Repeat the data below exactly, dropping any pictures it holds.

Dataset rows about figures:
☆ ☆ ☆

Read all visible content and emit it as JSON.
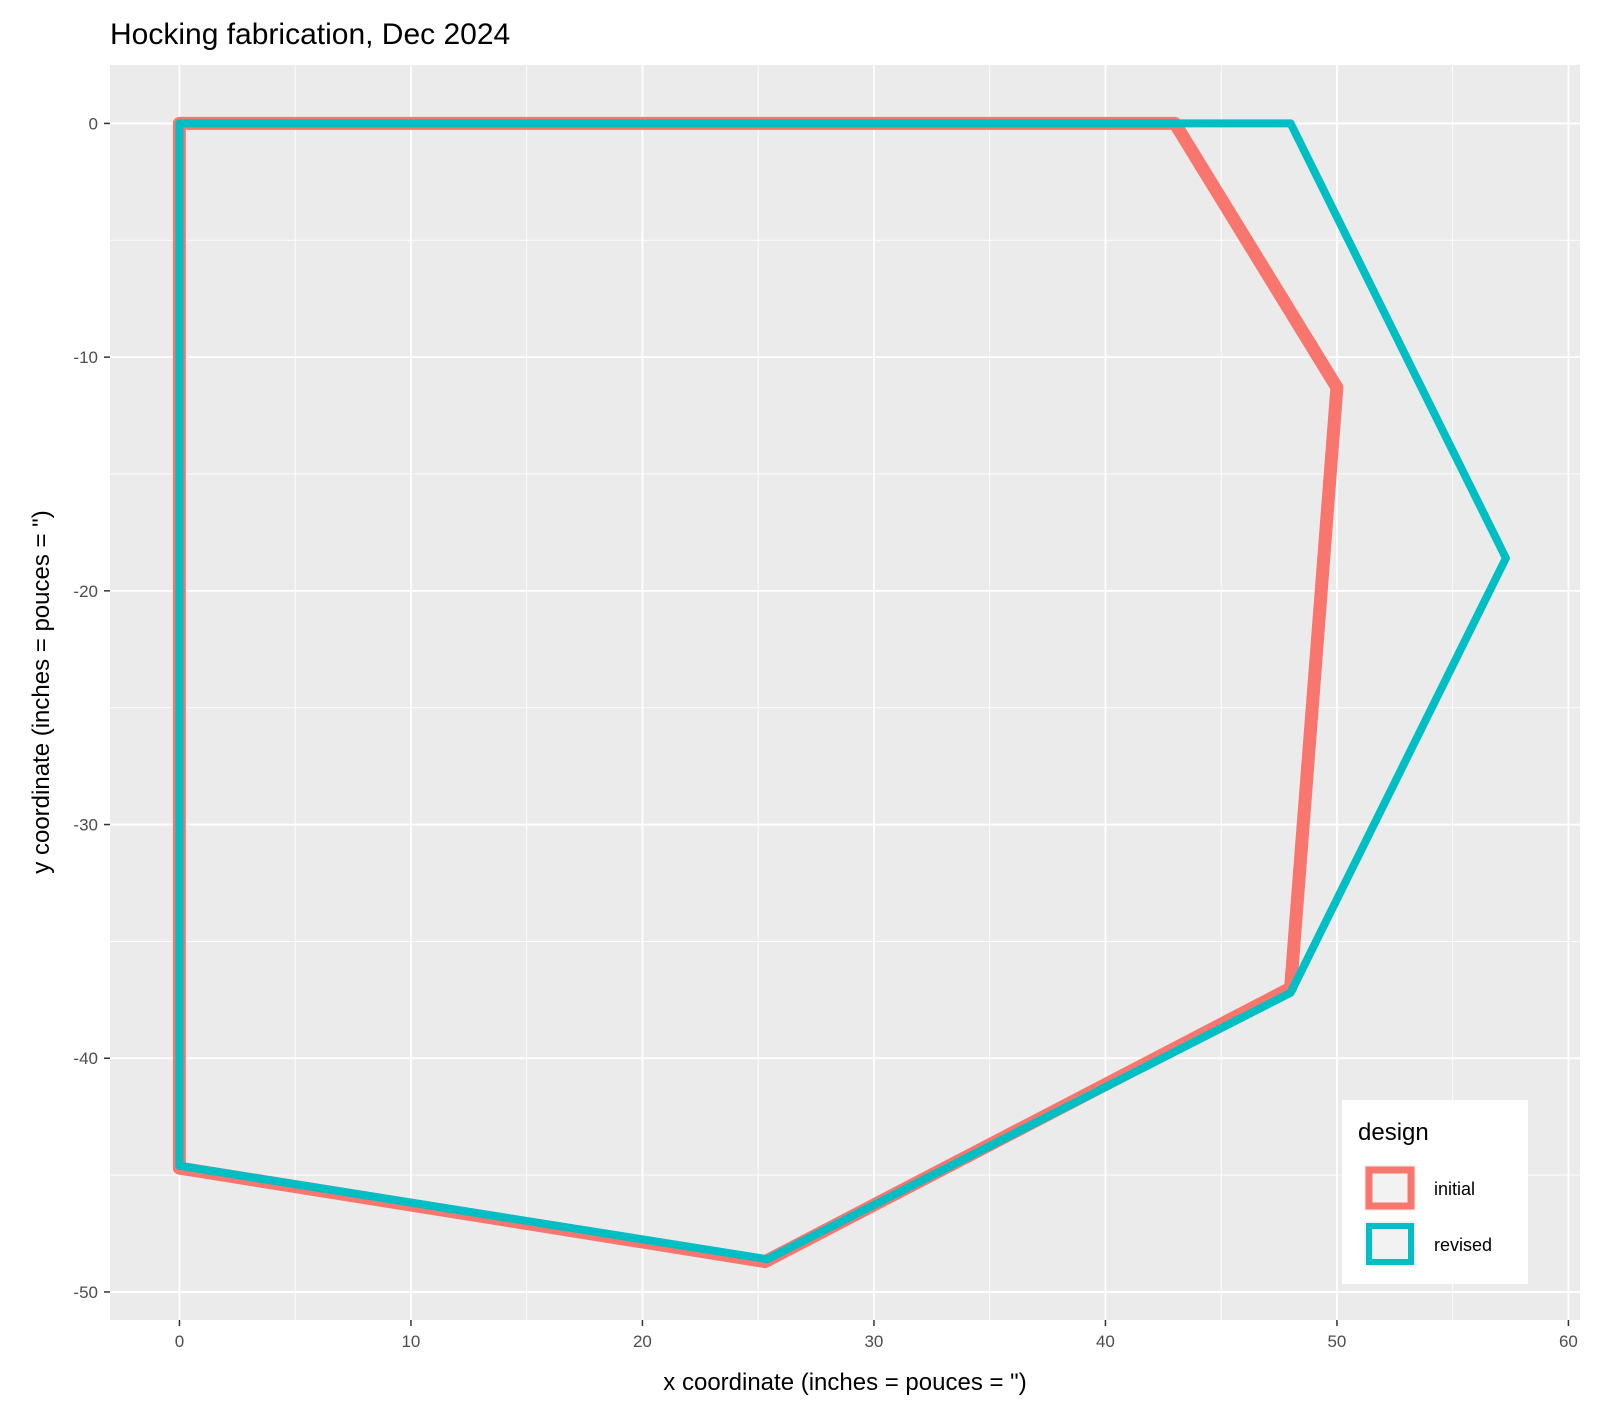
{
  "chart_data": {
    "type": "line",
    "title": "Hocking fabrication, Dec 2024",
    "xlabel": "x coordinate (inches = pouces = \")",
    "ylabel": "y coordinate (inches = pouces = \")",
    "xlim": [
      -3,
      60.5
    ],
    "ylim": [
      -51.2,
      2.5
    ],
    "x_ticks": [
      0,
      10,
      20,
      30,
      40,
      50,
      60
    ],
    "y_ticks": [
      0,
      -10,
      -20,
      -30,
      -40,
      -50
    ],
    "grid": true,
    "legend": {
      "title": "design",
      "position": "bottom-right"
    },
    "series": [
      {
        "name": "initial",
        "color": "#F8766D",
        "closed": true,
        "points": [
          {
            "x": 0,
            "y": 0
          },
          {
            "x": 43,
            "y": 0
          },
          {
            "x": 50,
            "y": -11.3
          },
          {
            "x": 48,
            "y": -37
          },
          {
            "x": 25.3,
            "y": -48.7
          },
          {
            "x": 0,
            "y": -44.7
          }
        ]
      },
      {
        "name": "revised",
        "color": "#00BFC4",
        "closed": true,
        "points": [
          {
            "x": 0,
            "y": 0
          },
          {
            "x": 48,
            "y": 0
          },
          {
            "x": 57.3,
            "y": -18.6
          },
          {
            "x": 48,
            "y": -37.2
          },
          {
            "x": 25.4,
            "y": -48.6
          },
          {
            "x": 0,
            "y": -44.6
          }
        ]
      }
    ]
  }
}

☆ ☆ ☆

Solved problem.
Read all visible content and emit it as JSON.
{
  "chart_data": {
    "type": "line",
    "title": "Hocking fabrication, Dec 2024",
    "xlabel": "x coordinate (inches = pouces = \")",
    "ylabel": "y coordinate (inches = pouces = \")",
    "xlim": [
      -3,
      60.5
    ],
    "ylim": [
      -51.2,
      2.5
    ],
    "x_ticks": [
      0,
      10,
      20,
      30,
      40,
      50,
      60
    ],
    "y_ticks": [
      0,
      -10,
      -20,
      -30,
      -40,
      -50
    ],
    "grid": true,
    "legend": {
      "title": "design",
      "position": "bottom-right"
    },
    "series": [
      {
        "name": "initial",
        "color": "#F8766D",
        "closed": true,
        "points": [
          {
            "x": 0,
            "y": 0
          },
          {
            "x": 43,
            "y": 0
          },
          {
            "x": 50,
            "y": -11.3
          },
          {
            "x": 48,
            "y": -37
          },
          {
            "x": 25.3,
            "y": -48.7
          },
          {
            "x": 0,
            "y": -44.7
          }
        ]
      },
      {
        "name": "revised",
        "color": "#00BFC4",
        "closed": true,
        "points": [
          {
            "x": 0,
            "y": 0
          },
          {
            "x": 48,
            "y": 0
          },
          {
            "x": 57.3,
            "y": -18.6
          },
          {
            "x": 48,
            "y": -37.2
          },
          {
            "x": 25.4,
            "y": -48.6
          },
          {
            "x": 0,
            "y": -44.6
          }
        ]
      }
    ]
  }
}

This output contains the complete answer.